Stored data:
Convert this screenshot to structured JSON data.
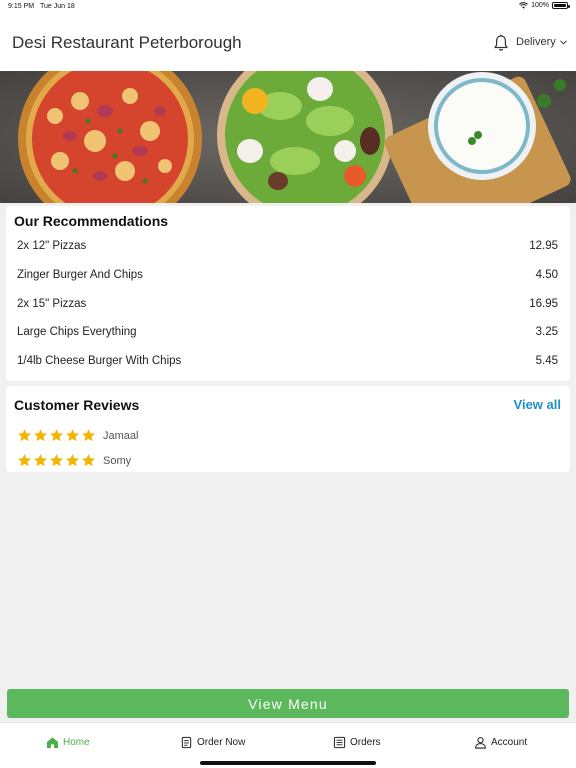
{
  "status_bar": {
    "time": "9:15 PM",
    "date": "Tue Jun 18",
    "battery": "100%",
    "battery_level": 1.0
  },
  "header": {
    "title": "Desi Restaurant Peterborough",
    "mode_label": "Delivery"
  },
  "recommendations": {
    "title": "Our Recommendations",
    "items": [
      {
        "name": "2x 12\" Pizzas",
        "price": "12.95"
      },
      {
        "name": "Zinger Burger And Chips",
        "price": "4.50"
      },
      {
        "name": "2x 15\" Pizzas",
        "price": "16.95"
      },
      {
        "name": "Large Chips Everything",
        "price": "3.25"
      },
      {
        "name": "1/4lb Cheese Burger With Chips",
        "price": "5.45"
      }
    ]
  },
  "reviews": {
    "title": "Customer Reviews",
    "view_all": "View all",
    "items": [
      {
        "name": "Jamaal",
        "rating": 5
      },
      {
        "name": "Somy",
        "rating": 5
      }
    ]
  },
  "view_menu_label": "View Menu",
  "tabs": [
    {
      "label": "Home",
      "icon": "home-icon",
      "active": true
    },
    {
      "label": "Order Now",
      "icon": "order-list-icon",
      "active": false
    },
    {
      "label": "Orders",
      "icon": "orders-icon",
      "active": false
    },
    {
      "label": "Account",
      "icon": "user-icon",
      "active": false
    }
  ],
  "colors": {
    "accent": "#5cb85c",
    "link": "#1e8fc6",
    "star": "#f5b400"
  }
}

## WRITTEN INSTRUCTION
Look through the data above. Copy every line with the string "Burger" in it.

## FINISHED ANSWER
        "name": "Zinger Burger And Chips",
        "name": "1/4lb Cheese Burger With Chips",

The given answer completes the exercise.